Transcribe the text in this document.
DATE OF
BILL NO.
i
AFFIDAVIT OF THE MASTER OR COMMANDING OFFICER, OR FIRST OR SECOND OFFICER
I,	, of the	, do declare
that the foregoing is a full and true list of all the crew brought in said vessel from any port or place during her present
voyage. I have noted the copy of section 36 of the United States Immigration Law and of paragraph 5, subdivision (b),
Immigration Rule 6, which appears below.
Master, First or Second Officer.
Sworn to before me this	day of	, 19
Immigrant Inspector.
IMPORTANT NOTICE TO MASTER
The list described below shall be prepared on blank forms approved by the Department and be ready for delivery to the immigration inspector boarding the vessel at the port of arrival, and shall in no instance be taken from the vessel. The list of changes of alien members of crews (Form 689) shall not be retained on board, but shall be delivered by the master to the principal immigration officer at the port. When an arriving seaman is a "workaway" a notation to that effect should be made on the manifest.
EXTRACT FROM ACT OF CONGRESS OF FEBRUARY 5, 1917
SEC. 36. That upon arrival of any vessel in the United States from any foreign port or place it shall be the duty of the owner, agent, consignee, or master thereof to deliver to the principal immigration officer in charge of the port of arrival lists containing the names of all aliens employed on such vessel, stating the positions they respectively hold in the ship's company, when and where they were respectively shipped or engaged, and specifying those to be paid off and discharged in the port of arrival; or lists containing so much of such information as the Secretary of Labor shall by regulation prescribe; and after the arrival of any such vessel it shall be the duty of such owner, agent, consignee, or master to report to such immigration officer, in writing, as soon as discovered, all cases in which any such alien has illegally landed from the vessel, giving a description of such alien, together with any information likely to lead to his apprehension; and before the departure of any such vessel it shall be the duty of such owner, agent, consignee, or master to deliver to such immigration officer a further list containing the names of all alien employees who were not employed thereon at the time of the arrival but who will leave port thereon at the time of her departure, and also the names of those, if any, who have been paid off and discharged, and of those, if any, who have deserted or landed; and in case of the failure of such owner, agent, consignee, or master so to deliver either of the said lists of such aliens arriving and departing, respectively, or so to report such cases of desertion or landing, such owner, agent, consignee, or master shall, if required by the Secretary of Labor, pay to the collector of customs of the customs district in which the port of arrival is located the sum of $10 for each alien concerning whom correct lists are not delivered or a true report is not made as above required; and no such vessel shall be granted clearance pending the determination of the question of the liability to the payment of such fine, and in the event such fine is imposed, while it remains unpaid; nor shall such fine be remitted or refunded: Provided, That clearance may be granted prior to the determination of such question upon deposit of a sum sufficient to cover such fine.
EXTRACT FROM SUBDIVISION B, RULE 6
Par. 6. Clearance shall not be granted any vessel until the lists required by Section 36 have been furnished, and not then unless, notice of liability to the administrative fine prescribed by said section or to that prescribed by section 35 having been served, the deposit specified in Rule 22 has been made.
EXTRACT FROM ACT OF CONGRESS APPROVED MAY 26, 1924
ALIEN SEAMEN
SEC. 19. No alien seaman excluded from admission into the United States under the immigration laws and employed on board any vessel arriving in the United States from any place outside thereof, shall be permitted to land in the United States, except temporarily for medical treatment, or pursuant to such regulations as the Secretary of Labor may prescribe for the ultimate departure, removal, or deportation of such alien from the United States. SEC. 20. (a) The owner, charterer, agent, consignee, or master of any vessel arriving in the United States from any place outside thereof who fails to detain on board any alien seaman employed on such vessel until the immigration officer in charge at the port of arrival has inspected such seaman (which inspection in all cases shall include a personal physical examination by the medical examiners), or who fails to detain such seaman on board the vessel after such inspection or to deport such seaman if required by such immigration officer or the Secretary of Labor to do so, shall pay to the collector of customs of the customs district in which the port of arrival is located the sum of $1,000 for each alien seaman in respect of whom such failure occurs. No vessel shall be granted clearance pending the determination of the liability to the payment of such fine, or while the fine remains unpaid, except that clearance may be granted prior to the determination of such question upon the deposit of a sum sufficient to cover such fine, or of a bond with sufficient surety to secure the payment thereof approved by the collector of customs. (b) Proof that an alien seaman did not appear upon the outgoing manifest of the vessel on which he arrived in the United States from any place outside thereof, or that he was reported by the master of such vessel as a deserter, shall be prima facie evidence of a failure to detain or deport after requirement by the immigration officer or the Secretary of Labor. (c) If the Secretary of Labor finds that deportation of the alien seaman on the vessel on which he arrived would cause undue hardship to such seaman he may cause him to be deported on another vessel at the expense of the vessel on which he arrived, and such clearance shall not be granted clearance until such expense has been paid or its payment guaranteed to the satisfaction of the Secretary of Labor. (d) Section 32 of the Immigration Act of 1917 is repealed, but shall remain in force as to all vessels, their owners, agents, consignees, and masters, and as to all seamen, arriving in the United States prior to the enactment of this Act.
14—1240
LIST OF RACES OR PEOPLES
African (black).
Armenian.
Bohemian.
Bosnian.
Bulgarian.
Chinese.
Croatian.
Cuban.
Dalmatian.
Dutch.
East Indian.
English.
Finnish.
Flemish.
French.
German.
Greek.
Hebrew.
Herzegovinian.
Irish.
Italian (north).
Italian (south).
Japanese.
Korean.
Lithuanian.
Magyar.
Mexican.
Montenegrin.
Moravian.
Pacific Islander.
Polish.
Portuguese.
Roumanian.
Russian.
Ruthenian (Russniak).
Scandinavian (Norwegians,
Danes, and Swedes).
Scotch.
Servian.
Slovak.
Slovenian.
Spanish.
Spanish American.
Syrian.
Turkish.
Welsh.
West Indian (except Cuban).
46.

Task objective: All lines that include "CONGRESS" are to be gathered and copied.

Solution for this problem:
EXTRACT FROM ACT OF CONGRESS OF FEBRUARY 5, 1917
EXTRACT FROM ACT OF CONGRESS APPROVED MAY 26, 1924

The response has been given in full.